-- START Supplied records --
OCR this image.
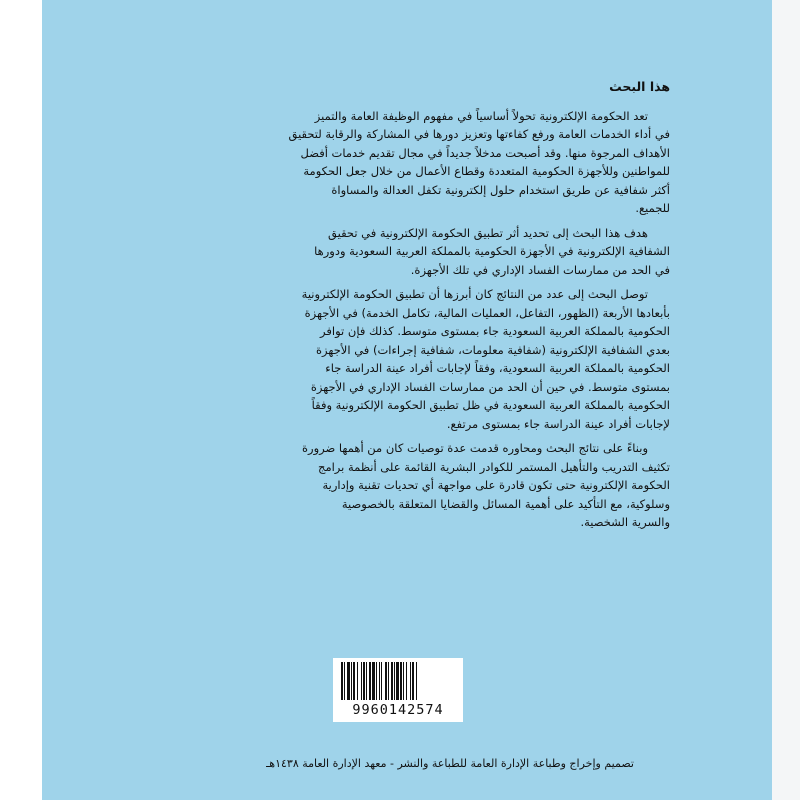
هذا البحث

تعد الحكومة الإلكترونية تحولاً أساسياً في مفهوم الوظيفة العامة والتميز

في أداء الخدمات العامة ورفع كفاءتها وتعزيز دورها في المشاركة والرقابة لتحقيق

الأهداف المرجوة منها. وقد أصبحت مدخلاً جديداً في مجال تقديم خدمات أفضل

للمواطنين وللأجهزة الحكومية المتعددة وقطاع الأعمال من خلال جعل الحكومة

أكثر شفافية عن طريق استخدام حلول إلكترونية تكفل العدالة والمساواة

للجميع.

هدف هذا البحث إلى تحديد أثر تطبيق الحكومة الإلكترونية في تحقيق

الشفافية الإلكترونية في الأجهزة الحكومية بالمملكة العربية السعودية ودورها

في الحد من ممارسات الفساد الإداري في تلك الأجهزة.

توصل البحث إلى عدد من النتائج كان أبرزها أن تطبيق الحكومة الإلكترونية

بأبعادها الأربعة (الظهور، التفاعل، العمليات المالية، تكامل الخدمة) في الأجهزة

الحكومية بالمملكة العربية السعودية جاء بمستوى متوسط. كذلك فإن توافر

بعدي الشفافية الإلكترونية (شفافية معلومات، شفافية إجراءات) في الأجهزة

الحكومية بالمملكة العربية السعودية، وفقاً لإجابات أفراد عينة الدراسة جاء

بمستوى متوسط. في حين أن الحد من ممارسات الفساد الإداري في الأجهزة

الحكومية بالمملكة العربية السعودية في ظل تطبيق الحكومة الإلكترونية وفقاً

لإجابات أفراد عينة الدراسة جاء بمستوى مرتفع.

وبناءً على نتائج البحث ومحاوره قدمت عدة توصيات كان من أهمها ضرورة

تكثيف التدريب والتأهيل المستمر للكوادر البشرية القائمة على أنظمة برامج

الحكومة الإلكترونية حتى تكون قادرة على مواجهة أي تحديات تقنية وإدارية

وسلوكية، مع التأكيد على أهمية المسائل والقضايا المتعلقة بالخصوصية

والسرية الشخصية.

9960142574
تصميم وإخراج وطباعة الإدارة العامة للطباعة والنشر - معهد الإدارة العامة ١٤٣٨هـ
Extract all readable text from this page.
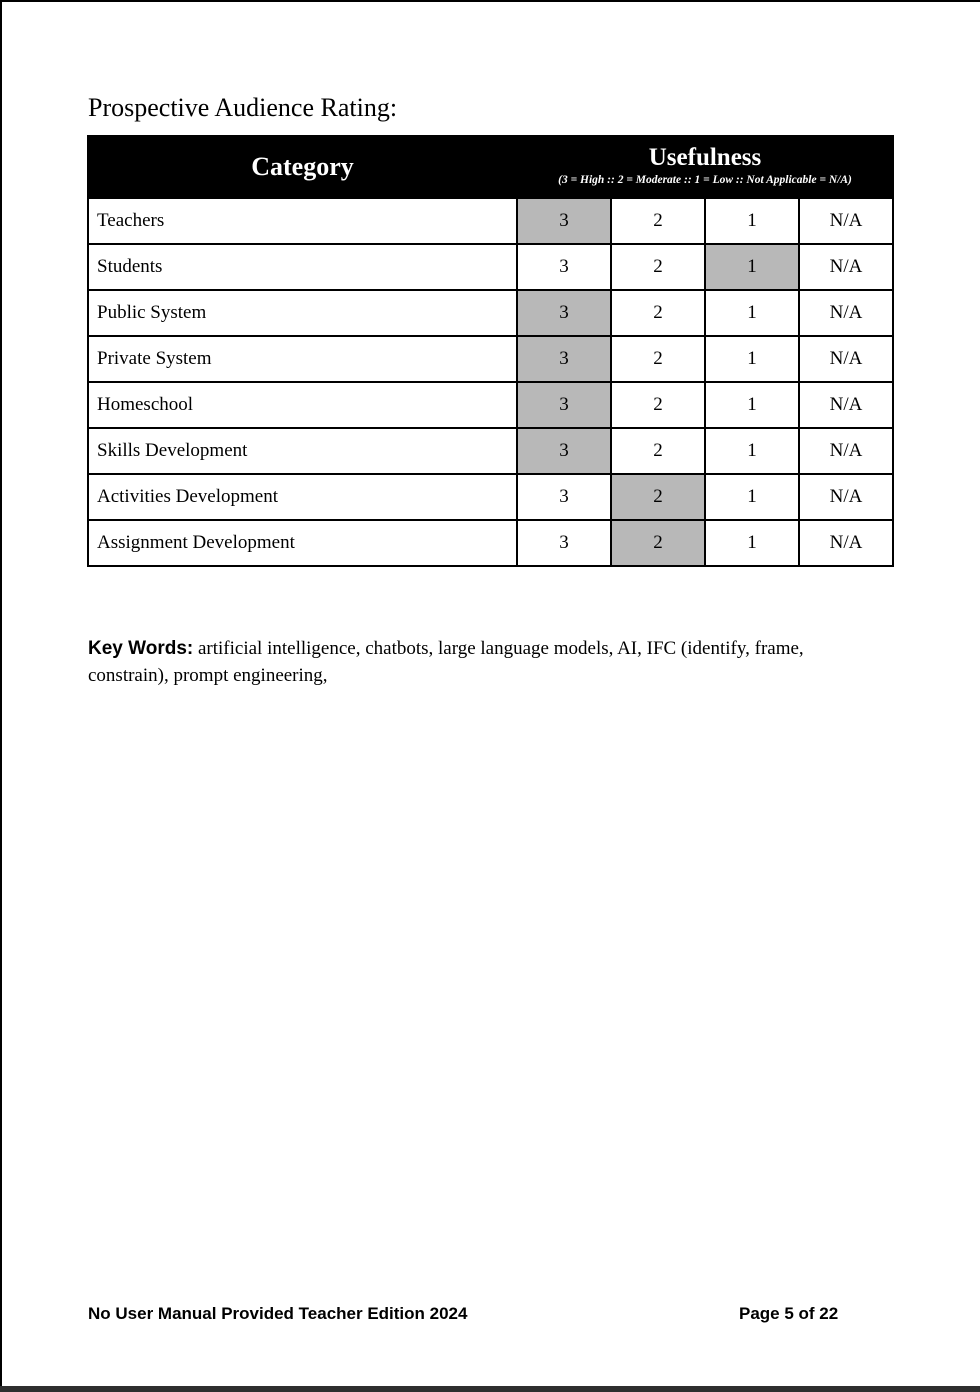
Prospective Audience Rating:
Category	Usefulness
(3 = High :: 2 = Moderate :: 1 = Low :: Not Applicable = N/A)			

Teachers	3	2	1	N/A
Students	3	2	1	N/A
Public System	3	2	1	N/A
Private System	3	2	1	N/A
Homeschool	3	2	1	N/A
Skills Development	3	2	1	N/A
Activities Development	3	2	1	N/A
Assignment Development	3	2	1	N/A
Key Words: artificial intelligence, chatbots, large language models, AI, IFC (identify, frame, constrain), prompt engineering,
No User Manual Provided Teacher Edition 2024	Page 5 of 22
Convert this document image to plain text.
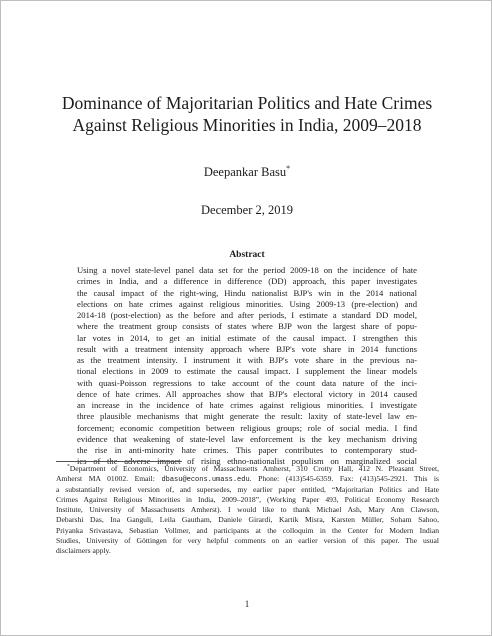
Dominance of Majoritarian Politics and Hate Crimes
Against Religious Minorities in India, 2009–2018
Deepankar Basu*
December 2, 2019
Abstract
Using a novel state-level panel data set for the period 2009-18 on the incidence of hate
crimes in India, and a difference in difference (DD) approach, this paper investigates
the causal impact of the right-wing, Hindu nationalist BJP's win in the 2014 national
elections on hate crimes against religious minorities. Using 2009-13 (pre-election) and
2014-18 (post-election) as the before and after periods, I estimate a standard DD model,
where the treatment group consists of states where BJP won the largest share of popu-
lar votes in 2014, to get an initial estimate of the causal impact. I strengthen this
result with a treatment intensity approach where BJP's vote share in 2014 functions
as the treatment intensity. I instrument it with BJP's vote share in the previous na-
tional elections in 2009 to estimate the causal impact. I supplement the linear models
with quasi-Poisson regressions to take account of the count data nature of the inci-
dence of hate crimes. All approaches show that BJP's electoral victory in 2014 caused
an increase in the incidence of hate crimes against religious minorities. I investigate
three plausible mechanisms that might generate the result: laxity of state-level law en-
forcement; economic competition between religious groups; role of social media. I find
evidence that weakening of state-level law enforcement is the key mechanism driving
the rise in anti-minority hate crimes. This paper contributes to contemporary stud-
ies of the adverse impact of rising ethno-nationalist populism on marginalized social
*Department of Economics, University of Massachusetts Amherst, 310 Crotty Hall, 412 N. Pleasant Street,
Amherst MA 01002. Email: dbasu@econs.umass.edu. Phone: (413)545-6359. Fax: (413)545-2921. This is
a substantially revised version of, and supersedes, my earlier paper entitled, “Majoritarian Politics and Hate
Crimes Against Religious Minorities in India, 2009–2018”, (Working Paper 493, Political Economy Research
Institute, University of Massachusetts Amherst). I would like to thank Michael Ash, Mary Ann Clawson,
Debarshi Das, Ina Ganguli, Leila Gautham, Daniele Girardi, Kartik Misra, Karsten Müller, Soham Sahoo,
Priyanka Srivastava, Sebastian Vollmer, and participants at the colloquim in the Center for Modern Indian
Studies, University of Göttingen for very helpful comments on an earlier version of this paper. The usual
disclaimers apply.
1
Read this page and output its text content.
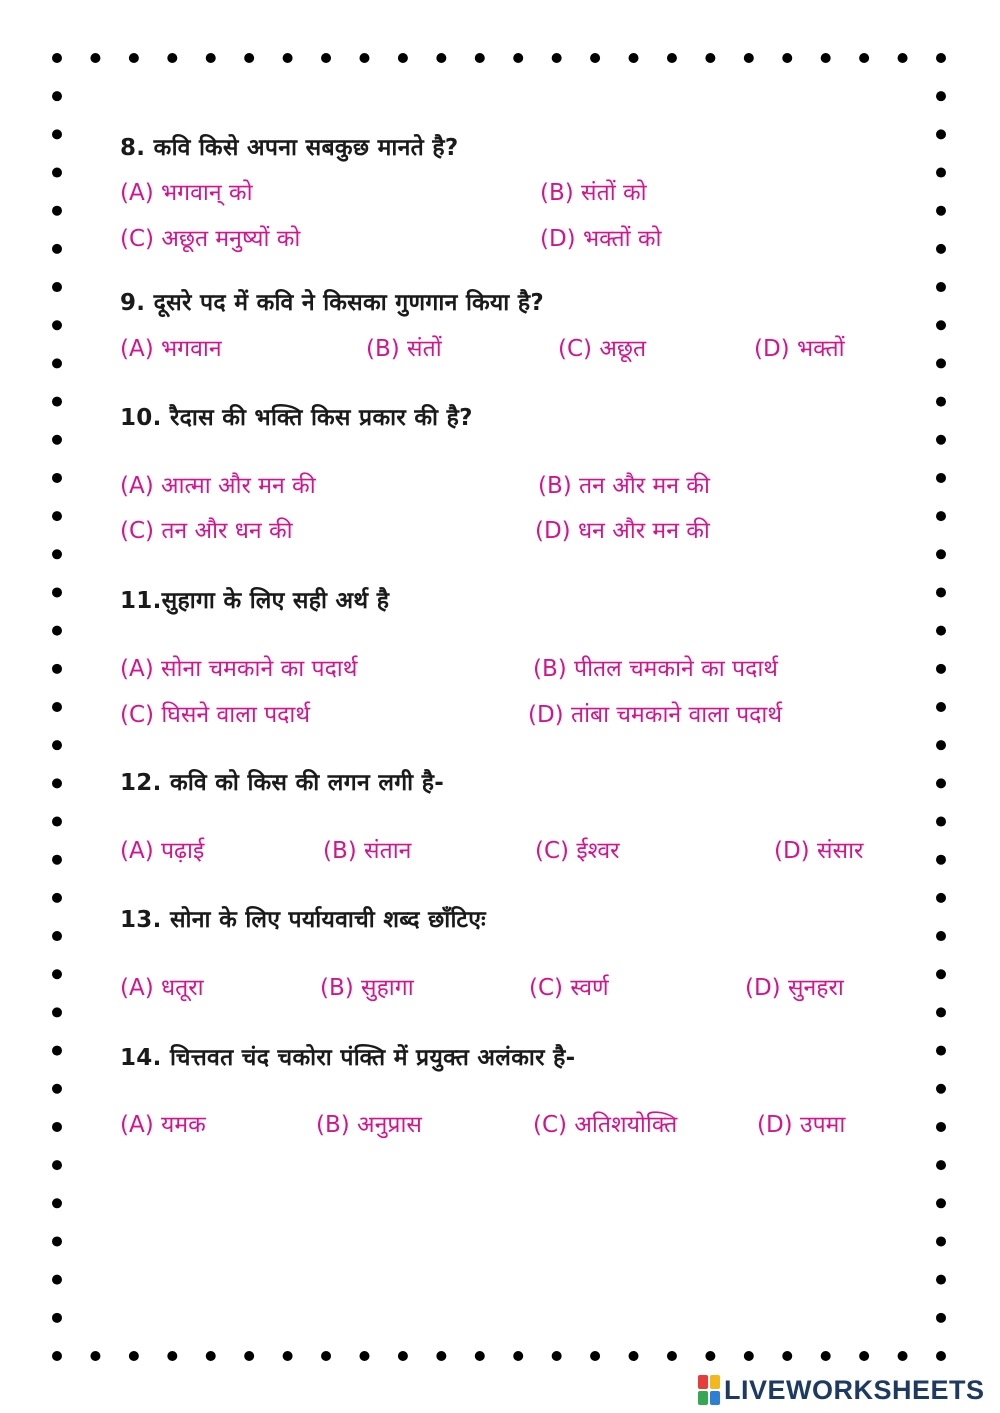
8. कवि किसे अपना सबकुछ मानते है?
(A) भगवान् को	(B) संतों को
(C) अछूत मनुष्यों को	(D) भक्तों को
9. दूसरे पद में कवि ने किसका गुणगान किया है?
(A) भगवान	(B) संतों	(C) अछूत	(D) भक्तों
10. रैदास की भक्ति किस प्रकार की है?
(A) आत्मा और मन की	(B) तन और मन की
(C) तन और धन की	(D) धन और मन की
11.सुहागा के लिए सही अर्थ है
(A) सोना चमकाने का पदार्थ	(B) पीतल चमकाने का पदार्थ
(C) घिसने वाला पदार्थ	(D) तांबा चमकाने वाला पदार्थ
12. कवि को किस की लगन लगी है-
(A) पढ़ाई	(B) संतान	(C) ईश्वर	(D) संसार
13. सोना के लिए पर्यायवाची शब्द छाँटिएः
(A) धतूरा	(B) सुहागा	(C) स्वर्ण	(D) सुनहरा
14. चित्तवत चंद चकोरा पंक्ति में प्रयुक्त अलंकार है-
(A) यमक	(B) अनुप्रास	(C) अतिशयोक्ति	(D) उपमा
LIVEWORKSHEETS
-- END Supplied records --
[Exercise description]:
Reproduce the entries above exactly. Do not include the images.

[Solution to the exercise]:
OCR this image.
هذا البحث

تعد الحكومة الإلكترونية تحولاً أساسياً في مفهوم الوظيفة العامة والتميز

في أداء الخدمات العامة ورفع كفاءتها وتعزيز دورها في المشاركة والرقابة لتحقيق

الأهداف المرجوة منها. وقد أصبحت مدخلاً جديداً في مجال تقديم خدمات أفضل

للمواطنين وللأجهزة الحكومية المتعددة وقطاع الأعمال من خلال جعل الحكومة

أكثر شفافية عن طريق استخدام حلول إلكترونية تكفل العدالة والمساواة

للجميع.

هدف هذا البحث إلى تحديد أثر تطبيق الحكومة الإلكترونية في تحقيق

الشفافية الإلكترونية في الأجهزة الحكومية بالمملكة العربية السعودية ودورها

في الحد من ممارسات الفساد الإداري في تلك الأجهزة.

توصل البحث إلى عدد من النتائج كان أبرزها أن تطبيق الحكومة الإلكترونية

بأبعادها الأربعة (الظهور، التفاعل، العمليات المالية، تكامل الخدمة) في الأجهزة

الحكومية بالمملكة العربية السعودية جاء بمستوى متوسط. كذلك فإن توافر

بعدي الشفافية الإلكترونية (شفافية معلومات، شفافية إجراءات) في الأجهزة

الحكومية بالمملكة العربية السعودية، وفقاً لإجابات أفراد عينة الدراسة جاء

بمستوى متوسط. في حين أن الحد من ممارسات الفساد الإداري في الأجهزة

الحكومية بالمملكة العربية السعودية في ظل تطبيق الحكومة الإلكترونية وفقاً

لإجابات أفراد عينة الدراسة جاء بمستوى مرتفع.

وبناءً على نتائج البحث ومحاوره قدمت عدة توصيات كان من أهمها ضرورة

تكثيف التدريب والتأهيل المستمر للكوادر البشرية القائمة على أنظمة برامج

الحكومة الإلكترونية حتى تكون قادرة على مواجهة أي تحديات تقنية وإدارية

وسلوكية، مع التأكيد على أهمية المسائل والقضايا المتعلقة بالخصوصية

والسرية الشخصية.

9960142574
تصميم وإخراج وطباعة الإدارة العامة للطباعة والنشر - معهد الإدارة العامة ١٤٣٨هـ
Extract all readable text from this page.
Prospective Audience Rating:
Category	Usefulness
(3 = High :: 2 = Moderate :: 1 = Low :: Not Applicable = N/A)			

Teachers	3	2	1	N/A
Students	3	2	1	N/A
Public System	3	2	1	N/A
Private System	3	2	1	N/A
Homeschool	3	2	1	N/A
Skills Development	3	2	1	N/A
Activities Development	3	2	1	N/A
Assignment Development	3	2	1	N/A
Key Words: artificial intelligence, chatbots, large language models, AI, IFC (identify, frame, constrain), prompt engineering,
No User Manual Provided Teacher Edition 2024	Page 5 of 22
Convert this document image to plain text.
Dominance of Majoritarian Politics and Hate Crimes
Against Religious Minorities in India, 2009–2018
Deepankar Basu*
December 2, 2019
Abstract
Using a novel state-level panel data set for the period 2009-18 on the incidence of hate
crimes in India, and a difference in difference (DD) approach, this paper investigates
the causal impact of the right-wing, Hindu nationalist BJP's win in the 2014 national
elections on hate crimes against religious minorities. Using 2009-13 (pre-election) and
2014-18 (post-election) as the before and after periods, I estimate a standard DD model,
where the treatment group consists of states where BJP won the largest share of popu-
lar votes in 2014, to get an initial estimate of the causal impact. I strengthen this
result with a treatment intensity approach where BJP's vote share in 2014 functions
as the treatment intensity. I instrument it with BJP's vote share in the previous na-
tional elections in 2009 to estimate the causal impact. I supplement the linear models
with quasi-Poisson regressions to take account of the count data nature of the inci-
dence of hate crimes. All approaches show that BJP's electoral victory in 2014 caused
an increase in the incidence of hate crimes against religious minorities. I investigate
three plausible mechanisms that might generate the result: laxity of state-level law en-
forcement; economic competition between religious groups; role of social media. I find
evidence that weakening of state-level law enforcement is the key mechanism driving
the rise in anti-minority hate crimes. This paper contributes to contemporary stud-
ies of the adverse impact of rising ethno-nationalist populism on marginalized social
*Department of Economics, University of Massachusetts Amherst, 310 Crotty Hall, 412 N. Pleasant Street,
Amherst MA 01002. Email: dbasu@econs.umass.edu. Phone: (413)545-6359. Fax: (413)545-2921. This is
a substantially revised version of, and supersedes, my earlier paper entitled, “Majoritarian Politics and Hate
Crimes Against Religious Minorities in India, 2009–2018”, (Working Paper 493, Political Economy Research
Institute, University of Massachusetts Amherst). I would like to thank Michael Ash, Mary Ann Clawson,
Debarshi Das, Ina Ganguli, Leila Gautham, Daniele Girardi, Kartik Misra, Karsten Müller, Soham Sahoo,
Priyanka Srivastava, Sebastian Vollmer, and participants at the colloquim in the Center for Modern Indian
Studies, University of Göttingen for very helpful comments on an earlier version of this paper. The usual
disclaimers apply.
1
Read this page and output its text content.
8. कवि किसे अपना सबकुछ मानते है?
(A) भगवान् को	(B) संतों को
(C) अछूत मनुष्यों को	(D) भक्तों को
9. दूसरे पद में कवि ने किसका गुणगान किया है?
(A) भगवान	(B) संतों	(C) अछूत	(D) भक्तों
10. रैदास की भक्ति किस प्रकार की है?
(A) आत्मा और मन की	(B) तन और मन की
(C) तन और धन की	(D) धन और मन की
11.सुहागा के लिए सही अर्थ है
(A) सोना चमकाने का पदार्थ	(B) पीतल चमकाने का पदार्थ
(C) घिसने वाला पदार्थ	(D) तांबा चमकाने वाला पदार्थ
12. कवि को किस की लगन लगी है-
(A) पढ़ाई	(B) संतान	(C) ईश्वर	(D) संसार
13. सोना के लिए पर्यायवाची शब्द छाँटिएः
(A) धतूरा	(B) सुहागा	(C) स्वर्ण	(D) सुनहरा
14. चित्तवत चंद चकोरा पंक्ति में प्रयुक्त अलंकार है-
(A) यमक	(B) अनुप्रास	(C) अतिशयोक्ति	(D) उपमा
LIVEWORKSHEETS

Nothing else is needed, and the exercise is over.